> _Task brief_
Copy the data word for word, keeping every line.

[START Data rows]

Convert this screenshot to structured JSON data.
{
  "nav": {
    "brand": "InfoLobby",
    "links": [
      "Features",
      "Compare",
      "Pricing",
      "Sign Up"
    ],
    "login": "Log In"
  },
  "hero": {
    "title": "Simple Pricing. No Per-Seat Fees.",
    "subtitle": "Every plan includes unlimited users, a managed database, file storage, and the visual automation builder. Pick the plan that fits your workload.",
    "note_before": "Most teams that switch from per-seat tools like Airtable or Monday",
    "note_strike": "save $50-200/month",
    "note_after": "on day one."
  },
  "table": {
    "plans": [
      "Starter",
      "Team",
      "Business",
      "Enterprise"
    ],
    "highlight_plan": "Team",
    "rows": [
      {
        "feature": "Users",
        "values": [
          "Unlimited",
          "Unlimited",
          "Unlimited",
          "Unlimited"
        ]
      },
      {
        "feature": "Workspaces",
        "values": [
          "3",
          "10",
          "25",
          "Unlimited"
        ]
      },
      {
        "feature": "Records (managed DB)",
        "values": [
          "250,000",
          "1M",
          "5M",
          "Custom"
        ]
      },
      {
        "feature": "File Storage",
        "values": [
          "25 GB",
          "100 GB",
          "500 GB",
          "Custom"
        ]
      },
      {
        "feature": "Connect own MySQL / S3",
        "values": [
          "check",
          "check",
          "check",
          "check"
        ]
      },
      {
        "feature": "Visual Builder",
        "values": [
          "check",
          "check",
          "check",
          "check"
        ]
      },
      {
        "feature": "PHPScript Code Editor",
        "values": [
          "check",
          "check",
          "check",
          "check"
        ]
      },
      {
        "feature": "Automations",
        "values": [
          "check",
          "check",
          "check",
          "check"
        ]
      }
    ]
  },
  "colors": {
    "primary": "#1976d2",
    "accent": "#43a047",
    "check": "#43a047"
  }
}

[END Data rows]

> _Complete response_
Convert this screenshot to structured JSON data.
{
  "nav": {
    "brand": "InfoLobby",
    "links": [
      "Features",
      "Compare",
      "Pricing",
      "Sign Up"
    ],
    "login": "Log In"
  },
  "hero": {
    "title": "Simple Pricing. No Per-Seat Fees.",
    "subtitle": "Every plan includes unlimited users, a managed database, file storage, and the visual automation builder. Pick the plan that fits your workload.",
    "note_before": "Most teams that switch from per-seat tools like Airtable or Monday",
    "note_strike": "save $50-200/month",
    "note_after": "on day one."
  },
  "table": {
    "plans": [
      "Starter",
      "Team",
      "Business",
      "Enterprise"
    ],
    "highlight_plan": "Team",
    "rows": [
      {
        "feature": "Users",
        "values": [
          "Unlimited",
          "Unlimited",
          "Unlimited",
          "Unlimited"
        ]
      },
      {
        "feature": "Workspaces",
        "values": [
          "3",
          "10",
          "25",
          "Unlimited"
        ]
      },
      {
        "feature": "Records (managed DB)",
        "values": [
          "250,000",
          "1M",
          "5M",
          "Custom"
        ]
      },
      {
        "feature": "File Storage",
        "values": [
          "25 GB",
          "100 GB",
          "500 GB",
          "Custom"
        ]
      },
      {
        "feature": "Connect own MySQL / S3",
        "values": [
          "check",
          "check",
          "check",
          "check"
        ]
      },
      {
        "feature": "Visual Builder",
        "values": [
          "check",
          "check",
          "check",
          "check"
        ]
      },
      {
        "feature": "PHPScript Code Editor",
        "values": [
          "check",
          "check",
          "check",
          "check"
        ]
      },
      {
        "feature": "Automations",
        "values": [
          "check",
          "check",
          "check",
          "check"
        ]
      }
    ]
  },
  "colors": {
    "primary": "#1976d2",
    "accent": "#43a047",
    "check": "#43a047"
  }
}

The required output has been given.